=== Excerpt from a dataset ===
'''
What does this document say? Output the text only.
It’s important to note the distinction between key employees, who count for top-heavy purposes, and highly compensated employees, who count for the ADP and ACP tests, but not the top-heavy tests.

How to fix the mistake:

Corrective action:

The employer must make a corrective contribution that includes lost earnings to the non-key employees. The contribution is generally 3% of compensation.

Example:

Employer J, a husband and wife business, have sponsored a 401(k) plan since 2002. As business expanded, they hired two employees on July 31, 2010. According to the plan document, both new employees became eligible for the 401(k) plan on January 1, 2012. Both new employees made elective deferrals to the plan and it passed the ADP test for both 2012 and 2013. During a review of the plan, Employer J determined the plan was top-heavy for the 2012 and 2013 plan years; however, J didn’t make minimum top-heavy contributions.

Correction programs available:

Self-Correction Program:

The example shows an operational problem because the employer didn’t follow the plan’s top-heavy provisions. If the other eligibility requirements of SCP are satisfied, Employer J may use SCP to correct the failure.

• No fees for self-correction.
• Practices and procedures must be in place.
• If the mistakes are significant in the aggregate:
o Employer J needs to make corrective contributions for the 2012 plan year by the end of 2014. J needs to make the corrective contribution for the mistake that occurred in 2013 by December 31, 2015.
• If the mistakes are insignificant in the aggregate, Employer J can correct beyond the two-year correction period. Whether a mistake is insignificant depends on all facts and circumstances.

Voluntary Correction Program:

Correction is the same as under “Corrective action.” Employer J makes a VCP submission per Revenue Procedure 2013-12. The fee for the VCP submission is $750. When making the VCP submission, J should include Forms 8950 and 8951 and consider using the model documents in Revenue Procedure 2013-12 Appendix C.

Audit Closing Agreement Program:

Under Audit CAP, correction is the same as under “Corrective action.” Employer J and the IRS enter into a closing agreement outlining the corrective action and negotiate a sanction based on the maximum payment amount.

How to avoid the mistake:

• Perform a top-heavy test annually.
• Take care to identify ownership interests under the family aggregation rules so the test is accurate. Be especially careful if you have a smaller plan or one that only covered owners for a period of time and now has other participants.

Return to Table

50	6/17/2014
'''
Reproduce the whole listing word for word.

What does this document say? Output the text only.
It’s important to note the distinction between key employees, who count for top-heavy purposes, and highly compensated employees, who count for the ADP and ACP tests, but not the top-heavy tests.

How to fix the mistake:

Corrective action:

The employer must make a corrective contribution that includes lost earnings to the non-key employees. The contribution is generally 3% of compensation.

Example:

Employer J, a husband and wife business, have sponsored a 401(k) plan since 2002. As business expanded, they hired two employees on July 31, 2010. According to the plan document, both new employees became eligible for the 401(k) plan on January 1, 2012. Both new employees made elective deferrals to the plan and it passed the ADP test for both 2012 and 2013. During a review of the plan, Employer J determined the plan was top-heavy for the 2012 and 2013 plan years; however, J didn’t make minimum top-heavy contributions.

Correction programs available:

Self-Correction Program:

The example shows an operational problem because the employer didn’t follow the plan’s top-heavy provisions. If the other eligibility requirements of SCP are satisfied, Employer J may use SCP to correct the failure.

• No fees for self-correction.
• Practices and procedures must be in place.
• If the mistakes are significant in the aggregate:
o Employer J needs to make corrective contributions for the 2012 plan year by the end of 2014. J needs to make the corrective contribution for the mistake that occurred in 2013 by December 31, 2015.
• If the mistakes are insignificant in the aggregate, Employer J can correct beyond the two-year correction period. Whether a mistake is insignificant depends on all facts and circumstances.

Voluntary Correction Program:

Correction is the same as under “Corrective action.” Employer J makes a VCP submission per Revenue Procedure 2013-12. The fee for the VCP submission is $750. When making the VCP submission, J should include Forms 8950 and 8951 and consider using the model documents in Revenue Procedure 2013-12 Appendix C.

Audit Closing Agreement Program:

Under Audit CAP, correction is the same as under “Corrective action.” Employer J and the IRS enter into a closing agreement outlining the corrective action and negotiate a sanction based on the maximum payment amount.

How to avoid the mistake:

• Perform a top-heavy test annually.
• Take care to identify ownership interests under the family aggregation rules so the test is accurate. Be especially careful if you have a smaller plan or one that only covered owners for a period of time and now has other participants.

Return to Table

50	6/17/2014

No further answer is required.